= Short exercise =
Retype each record shown below, leaving every character as it is.

= The input =
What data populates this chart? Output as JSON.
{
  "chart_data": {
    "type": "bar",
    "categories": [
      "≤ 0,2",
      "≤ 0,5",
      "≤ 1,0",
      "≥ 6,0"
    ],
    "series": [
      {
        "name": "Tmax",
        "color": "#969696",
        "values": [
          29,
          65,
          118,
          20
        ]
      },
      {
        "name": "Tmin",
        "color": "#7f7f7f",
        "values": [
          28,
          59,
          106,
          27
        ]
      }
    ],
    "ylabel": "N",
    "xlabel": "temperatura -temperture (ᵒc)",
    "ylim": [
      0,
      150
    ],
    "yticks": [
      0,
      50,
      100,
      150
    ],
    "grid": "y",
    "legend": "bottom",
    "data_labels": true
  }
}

= Answer =
What data populates this chart? Output as JSON.
{
  "chart_data": {
    "type": "bar",
    "categories": [
      "≤ 0,2",
      "≤ 0,5",
      "≤ 1,0",
      "≥ 6,0"
    ],
    "series": [
      {
        "name": "Tmax",
        "color": "#969696",
        "values": [
          29,
          65,
          118,
          20
        ]
      },
      {
        "name": "Tmin",
        "color": "#7f7f7f",
        "values": [
          28,
          59,
          106,
          27
        ]
      }
    ],
    "ylabel": "N",
    "xlabel": "temperatura -temperture (ᵒc)",
    "ylim": [
      0,
      150
    ],
    "yticks": [
      0,
      50,
      100,
      150
    ],
    "grid": "y",
    "legend": "bottom",
    "data_labels": true
  }
}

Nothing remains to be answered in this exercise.